<<<<

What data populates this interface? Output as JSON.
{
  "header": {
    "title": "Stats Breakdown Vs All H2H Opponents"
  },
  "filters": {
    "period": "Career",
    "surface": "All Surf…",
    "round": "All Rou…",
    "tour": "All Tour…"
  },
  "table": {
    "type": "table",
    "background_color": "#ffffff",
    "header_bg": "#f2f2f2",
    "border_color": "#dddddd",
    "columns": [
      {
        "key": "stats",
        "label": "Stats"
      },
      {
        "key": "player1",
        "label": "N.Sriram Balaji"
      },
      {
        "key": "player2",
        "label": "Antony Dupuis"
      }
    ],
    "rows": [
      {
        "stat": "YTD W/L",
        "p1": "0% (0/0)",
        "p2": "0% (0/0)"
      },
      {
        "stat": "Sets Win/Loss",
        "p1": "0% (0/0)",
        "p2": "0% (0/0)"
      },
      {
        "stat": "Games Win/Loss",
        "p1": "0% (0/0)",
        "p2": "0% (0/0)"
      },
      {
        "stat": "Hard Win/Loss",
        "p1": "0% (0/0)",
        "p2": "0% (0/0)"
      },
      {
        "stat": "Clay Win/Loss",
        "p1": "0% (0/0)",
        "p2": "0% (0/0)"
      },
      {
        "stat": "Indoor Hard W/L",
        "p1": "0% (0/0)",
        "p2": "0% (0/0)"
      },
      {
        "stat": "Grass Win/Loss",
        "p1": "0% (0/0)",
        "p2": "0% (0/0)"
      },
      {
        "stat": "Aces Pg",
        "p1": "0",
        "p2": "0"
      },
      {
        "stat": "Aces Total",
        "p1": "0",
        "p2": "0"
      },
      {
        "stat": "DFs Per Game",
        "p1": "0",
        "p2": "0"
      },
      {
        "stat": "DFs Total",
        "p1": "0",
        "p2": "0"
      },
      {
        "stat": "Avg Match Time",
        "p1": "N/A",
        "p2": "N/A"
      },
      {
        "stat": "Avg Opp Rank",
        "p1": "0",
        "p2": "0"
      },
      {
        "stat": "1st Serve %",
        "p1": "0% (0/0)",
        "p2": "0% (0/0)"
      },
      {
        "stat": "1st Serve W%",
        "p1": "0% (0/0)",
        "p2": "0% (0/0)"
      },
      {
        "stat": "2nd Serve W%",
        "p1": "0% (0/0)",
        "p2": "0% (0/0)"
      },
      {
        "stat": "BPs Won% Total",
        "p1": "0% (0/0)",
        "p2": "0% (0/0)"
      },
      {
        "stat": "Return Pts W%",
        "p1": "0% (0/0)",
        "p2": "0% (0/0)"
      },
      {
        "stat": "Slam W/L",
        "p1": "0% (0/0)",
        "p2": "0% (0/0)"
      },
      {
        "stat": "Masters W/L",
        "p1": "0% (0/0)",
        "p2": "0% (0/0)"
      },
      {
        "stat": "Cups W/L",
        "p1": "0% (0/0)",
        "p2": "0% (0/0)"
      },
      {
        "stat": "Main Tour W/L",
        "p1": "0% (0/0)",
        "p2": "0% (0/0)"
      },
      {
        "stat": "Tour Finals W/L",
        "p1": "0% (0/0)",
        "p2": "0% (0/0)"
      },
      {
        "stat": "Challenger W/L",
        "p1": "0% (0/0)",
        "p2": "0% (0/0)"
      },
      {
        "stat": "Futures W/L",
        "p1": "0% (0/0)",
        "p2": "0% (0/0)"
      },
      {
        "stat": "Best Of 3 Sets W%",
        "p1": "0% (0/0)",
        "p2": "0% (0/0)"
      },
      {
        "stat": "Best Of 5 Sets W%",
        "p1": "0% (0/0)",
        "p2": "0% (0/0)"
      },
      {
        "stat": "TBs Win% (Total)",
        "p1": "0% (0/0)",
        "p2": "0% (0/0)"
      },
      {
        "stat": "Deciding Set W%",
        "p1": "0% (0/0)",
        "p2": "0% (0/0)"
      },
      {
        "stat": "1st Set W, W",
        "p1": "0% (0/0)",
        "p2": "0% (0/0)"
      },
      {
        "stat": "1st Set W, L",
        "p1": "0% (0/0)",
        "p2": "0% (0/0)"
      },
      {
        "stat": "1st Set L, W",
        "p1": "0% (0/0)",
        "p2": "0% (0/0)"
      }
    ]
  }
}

>>>>

#### To be done:
Please repeat the listing exactly, with nothing left out.

#### Written reply:
What data populates this interface? Output as JSON.
{
  "header": {
    "title": "Stats Breakdown Vs All H2H Opponents"
  },
  "filters": {
    "period": "Career",
    "surface": "All Surf…",
    "round": "All Rou…",
    "tour": "All Tour…"
  },
  "table": {
    "type": "table",
    "background_color": "#ffffff",
    "header_bg": "#f2f2f2",
    "border_color": "#dddddd",
    "columns": [
      {
        "key": "stats",
        "label": "Stats"
      },
      {
        "key": "player1",
        "label": "N.Sriram Balaji"
      },
      {
        "key": "player2",
        "label": "Antony Dupuis"
      }
    ],
    "rows": [
      {
        "stat": "YTD W/L",
        "p1": "0% (0/0)",
        "p2": "0% (0/0)"
      },
      {
        "stat": "Sets Win/Loss",
        "p1": "0% (0/0)",
        "p2": "0% (0/0)"
      },
      {
        "stat": "Games Win/Loss",
        "p1": "0% (0/0)",
        "p2": "0% (0/0)"
      },
      {
        "stat": "Hard Win/Loss",
        "p1": "0% (0/0)",
        "p2": "0% (0/0)"
      },
      {
        "stat": "Clay Win/Loss",
        "p1": "0% (0/0)",
        "p2": "0% (0/0)"
      },
      {
        "stat": "Indoor Hard W/L",
        "p1": "0% (0/0)",
        "p2": "0% (0/0)"
      },
      {
        "stat": "Grass Win/Loss",
        "p1": "0% (0/0)",
        "p2": "0% (0/0)"
      },
      {
        "stat": "Aces Pg",
        "p1": "0",
        "p2": "0"
      },
      {
        "stat": "Aces Total",
        "p1": "0",
        "p2": "0"
      },
      {
        "stat": "DFs Per Game",
        "p1": "0",
        "p2": "0"
      },
      {
        "stat": "DFs Total",
        "p1": "0",
        "p2": "0"
      },
      {
        "stat": "Avg Match Time",
        "p1": "N/A",
        "p2": "N/A"
      },
      {
        "stat": "Avg Opp Rank",
        "p1": "0",
        "p2": "0"
      },
      {
        "stat": "1st Serve %",
        "p1": "0% (0/0)",
        "p2": "0% (0/0)"
      },
      {
        "stat": "1st Serve W%",
        "p1": "0% (0/0)",
        "p2": "0% (0/0)"
      },
      {
        "stat": "2nd Serve W%",
        "p1": "0% (0/0)",
        "p2": "0% (0/0)"
      },
      {
        "stat": "BPs Won% Total",
        "p1": "0% (0/0)",
        "p2": "0% (0/0)"
      },
      {
        "stat": "Return Pts W%",
        "p1": "0% (0/0)",
        "p2": "0% (0/0)"
      },
      {
        "stat": "Slam W/L",
        "p1": "0% (0/0)",
        "p2": "0% (0/0)"
      },
      {
        "stat": "Masters W/L",
        "p1": "0% (0/0)",
        "p2": "0% (0/0)"
      },
      {
        "stat": "Cups W/L",
        "p1": "0% (0/0)",
        "p2": "0% (0/0)"
      },
      {
        "stat": "Main Tour W/L",
        "p1": "0% (0/0)",
        "p2": "0% (0/0)"
      },
      {
        "stat": "Tour Finals W/L",
        "p1": "0% (0/0)",
        "p2": "0% (0/0)"
      },
      {
        "stat": "Challenger W/L",
        "p1": "0% (0/0)",
        "p2": "0% (0/0)"
      },
      {
        "stat": "Futures W/L",
        "p1": "0% (0/0)",
        "p2": "0% (0/0)"
      },
      {
        "stat": "Best Of 3 Sets W%",
        "p1": "0% (0/0)",
        "p2": "0% (0/0)"
      },
      {
        "stat": "Best Of 5 Sets W%",
        "p1": "0% (0/0)",
        "p2": "0% (0/0)"
      },
      {
        "stat": "TBs Win% (Total)",
        "p1": "0% (0/0)",
        "p2": "0% (0/0)"
      },
      {
        "stat": "Deciding Set W%",
        "p1": "0% (0/0)",
        "p2": "0% (0/0)"
      },
      {
        "stat": "1st Set W, W",
        "p1": "0% (0/0)",
        "p2": "0% (0/0)"
      },
      {
        "stat": "1st Set W, L",
        "p1": "0% (0/0)",
        "p2": "0% (0/0)"
      },
      {
        "stat": "1st Set L, W",
        "p1": "0% (0/0)",
        "p2": "0% (0/0)"
      }
    ]
  }
}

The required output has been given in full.